### EXERCISE PROMPT
Without including any images, reproduce each entry exactly.

### DATA SHOWN
___

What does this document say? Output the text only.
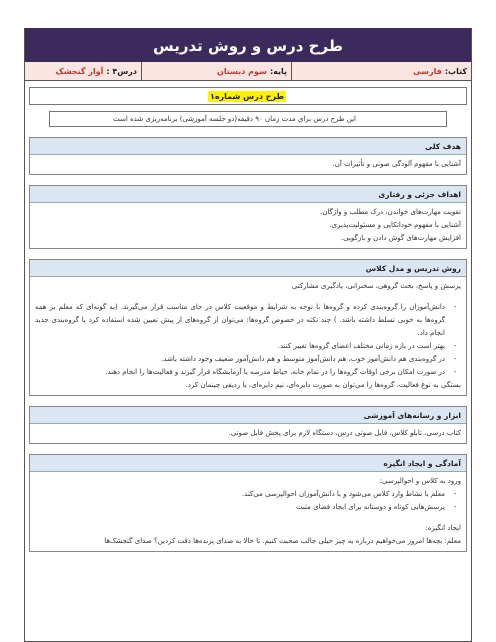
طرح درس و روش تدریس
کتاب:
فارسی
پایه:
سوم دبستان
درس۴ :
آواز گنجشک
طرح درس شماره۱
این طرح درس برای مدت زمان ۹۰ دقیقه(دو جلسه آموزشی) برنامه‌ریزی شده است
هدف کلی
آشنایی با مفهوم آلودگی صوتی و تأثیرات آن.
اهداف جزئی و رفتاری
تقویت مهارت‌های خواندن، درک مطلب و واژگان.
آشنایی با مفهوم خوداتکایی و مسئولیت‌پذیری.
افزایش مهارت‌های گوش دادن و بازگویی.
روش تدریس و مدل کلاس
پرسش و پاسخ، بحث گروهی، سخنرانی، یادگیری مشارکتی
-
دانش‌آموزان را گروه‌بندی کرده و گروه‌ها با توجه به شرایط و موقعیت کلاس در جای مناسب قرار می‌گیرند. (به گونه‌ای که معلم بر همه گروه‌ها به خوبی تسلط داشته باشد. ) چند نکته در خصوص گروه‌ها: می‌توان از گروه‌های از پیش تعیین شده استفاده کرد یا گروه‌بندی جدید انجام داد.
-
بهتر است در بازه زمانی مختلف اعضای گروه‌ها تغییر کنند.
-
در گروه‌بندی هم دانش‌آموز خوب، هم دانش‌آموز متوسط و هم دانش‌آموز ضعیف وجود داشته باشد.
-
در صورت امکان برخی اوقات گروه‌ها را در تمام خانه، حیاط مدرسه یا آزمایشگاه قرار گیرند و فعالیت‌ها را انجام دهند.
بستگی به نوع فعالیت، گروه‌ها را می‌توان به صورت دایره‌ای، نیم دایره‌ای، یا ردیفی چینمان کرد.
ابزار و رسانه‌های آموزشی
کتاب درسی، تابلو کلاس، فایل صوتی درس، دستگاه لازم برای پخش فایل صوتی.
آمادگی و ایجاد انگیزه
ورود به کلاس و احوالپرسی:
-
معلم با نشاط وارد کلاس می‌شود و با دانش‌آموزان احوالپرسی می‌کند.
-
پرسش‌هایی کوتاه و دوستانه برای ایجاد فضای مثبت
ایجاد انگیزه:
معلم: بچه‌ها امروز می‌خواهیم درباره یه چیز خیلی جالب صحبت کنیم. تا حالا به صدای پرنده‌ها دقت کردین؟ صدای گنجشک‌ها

___

### TASK OUTPUT
What does this document say? Output the text only.
طرح درس و روش تدریس
کتاب:
فارسی
پایه:
سوم دبستان
درس۴ :
آواز گنجشک
طرح درس شماره۱
این طرح درس برای مدت زمان ۹۰ دقیقه(دو جلسه آموزشی) برنامه‌ریزی شده است
هدف کلی
آشنایی با مفهوم آلودگی صوتی و تأثیرات آن.
اهداف جزئی و رفتاری
تقویت مهارت‌های خواندن، درک مطلب و واژگان.
آشنایی با مفهوم خوداتکایی و مسئولیت‌پذیری.
افزایش مهارت‌های گوش دادن و بازگویی.
روش تدریس و مدل کلاس
پرسش و پاسخ، بحث گروهی، سخنرانی، یادگیری مشارکتی
-
دانش‌آموزان را گروه‌بندی کرده و گروه‌ها با توجه به شرایط و موقعیت کلاس در جای مناسب قرار می‌گیرند. (به گونه‌ای که معلم بر همه گروه‌ها به خوبی تسلط داشته باشد. ) چند نکته در خصوص گروه‌ها: می‌توان از گروه‌های از پیش تعیین شده استفاده کرد یا گروه‌بندی جدید انجام داد.
-
بهتر است در بازه زمانی مختلف اعضای گروه‌ها تغییر کنند.
-
در گروه‌بندی هم دانش‌آموز خوب، هم دانش‌آموز متوسط و هم دانش‌آموز ضعیف وجود داشته باشد.
-
در صورت امکان برخی اوقات گروه‌ها را در تمام خانه، حیاط مدرسه یا آزمایشگاه قرار گیرند و فعالیت‌ها را انجام دهند.
بستگی به نوع فعالیت، گروه‌ها را می‌توان به صورت دایره‌ای، نیم دایره‌ای، یا ردیفی چینمان کرد.
ابزار و رسانه‌های آموزشی
کتاب درسی، تابلو کلاس، فایل صوتی درس، دستگاه لازم برای پخش فایل صوتی.
آمادگی و ایجاد انگیزه
ورود به کلاس و احوالپرسی:
-
معلم با نشاط وارد کلاس می‌شود و با دانش‌آموزان احوالپرسی می‌کند.
-
پرسش‌هایی کوتاه و دوستانه برای ایجاد فضای مثبت
ایجاد انگیزه:
معلم: بچه‌ها امروز می‌خواهیم درباره یه چیز خیلی جالب صحبت کنیم. تا حالا به صدای پرنده‌ها دقت کردین؟ صدای گنجشک‌ها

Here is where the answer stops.